What this task involves →
Give the data again exactly as written, skipping any pictures.

Data items →

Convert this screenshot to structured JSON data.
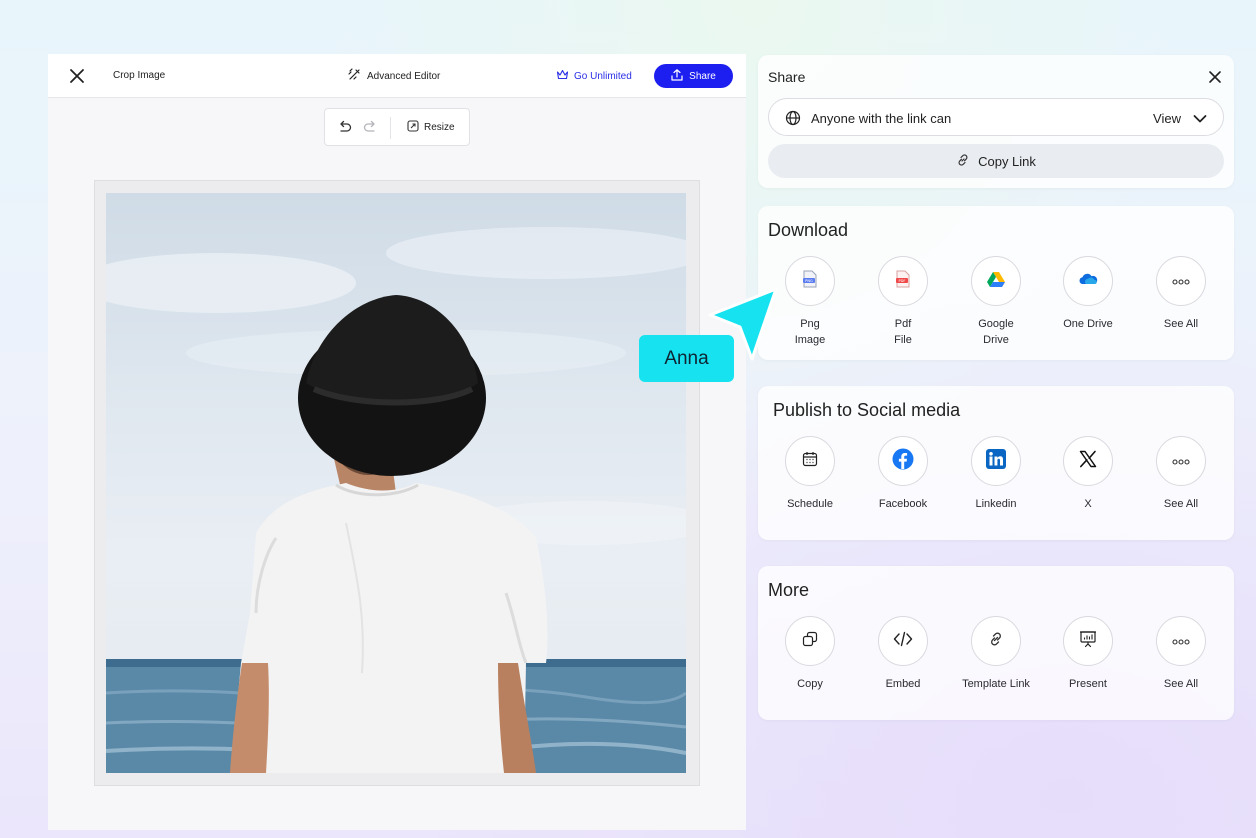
{
  "editor": {
    "title": "Crop Image",
    "advanced_editor": "Advanced Editor",
    "go_unlimited": "Go Unlimited",
    "share_button": "Share",
    "toolbar": {
      "resize": "Resize"
    }
  },
  "share_panel": {
    "title": "Share",
    "access_label": "Anyone with the link can",
    "access_value": "View",
    "copy_link": "Copy Link"
  },
  "download": {
    "title": "Download",
    "items": [
      {
        "label_line1": "Png",
        "label_line2": "Image",
        "icon": "png-file-icon"
      },
      {
        "label_line1": "Pdf",
        "label_line2": "File",
        "icon": "pdf-file-icon"
      },
      {
        "label_line1": "Google",
        "label_line2": "Drive",
        "icon": "google-drive-icon"
      },
      {
        "label_line1": "One Drive",
        "label_line2": "",
        "icon": "onedrive-icon"
      },
      {
        "label_line1": "See All",
        "label_line2": "",
        "icon": "more-icon"
      }
    ]
  },
  "social": {
    "title": "Publish to Social media",
    "items": [
      {
        "label": "Schedule",
        "icon": "calendar-icon"
      },
      {
        "label": "Facebook",
        "icon": "facebook-icon"
      },
      {
        "label": "Linkedin",
        "icon": "linkedin-icon"
      },
      {
        "label": "X",
        "icon": "x-icon"
      },
      {
        "label": "See All",
        "icon": "more-icon"
      }
    ]
  },
  "more": {
    "title": "More",
    "items": [
      {
        "label": "Copy",
        "icon": "copy-icon"
      },
      {
        "label": "Embed",
        "icon": "code-icon"
      },
      {
        "label": "Template Link",
        "icon": "link-icon"
      },
      {
        "label": "Present",
        "icon": "presentation-icon"
      },
      {
        "label": "See All",
        "icon": "more-icon"
      }
    ]
  },
  "collaborator": {
    "name": "Anna",
    "color": "#17e3f0"
  },
  "colors": {
    "accent": "#1d1ef0",
    "facebook": "#1877f2",
    "linkedin": "#0a66c2"
  }
}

Exercise response →
Convert this screenshot to structured JSON data.
{
  "editor": {
    "title": "Crop Image",
    "advanced_editor": "Advanced Editor",
    "go_unlimited": "Go Unlimited",
    "share_button": "Share",
    "toolbar": {
      "resize": "Resize"
    }
  },
  "share_panel": {
    "title": "Share",
    "access_label": "Anyone with the link can",
    "access_value": "View",
    "copy_link": "Copy Link"
  },
  "download": {
    "title": "Download",
    "items": [
      {
        "label_line1": "Png",
        "label_line2": "Image",
        "icon": "png-file-icon"
      },
      {
        "label_line1": "Pdf",
        "label_line2": "File",
        "icon": "pdf-file-icon"
      },
      {
        "label_line1": "Google",
        "label_line2": "Drive",
        "icon": "google-drive-icon"
      },
      {
        "label_line1": "One Drive",
        "label_line2": "",
        "icon": "onedrive-icon"
      },
      {
        "label_line1": "See All",
        "label_line2": "",
        "icon": "more-icon"
      }
    ]
  },
  "social": {
    "title": "Publish to Social media",
    "items": [
      {
        "label": "Schedule",
        "icon": "calendar-icon"
      },
      {
        "label": "Facebook",
        "icon": "facebook-icon"
      },
      {
        "label": "Linkedin",
        "icon": "linkedin-icon"
      },
      {
        "label": "X",
        "icon": "x-icon"
      },
      {
        "label": "See All",
        "icon": "more-icon"
      }
    ]
  },
  "more": {
    "title": "More",
    "items": [
      {
        "label": "Copy",
        "icon": "copy-icon"
      },
      {
        "label": "Embed",
        "icon": "code-icon"
      },
      {
        "label": "Template Link",
        "icon": "link-icon"
      },
      {
        "label": "Present",
        "icon": "presentation-icon"
      },
      {
        "label": "See All",
        "icon": "more-icon"
      }
    ]
  },
  "collaborator": {
    "name": "Anna",
    "color": "#17e3f0"
  },
  "colors": {
    "accent": "#1d1ef0",
    "facebook": "#1877f2",
    "linkedin": "#0a66c2"
  }
}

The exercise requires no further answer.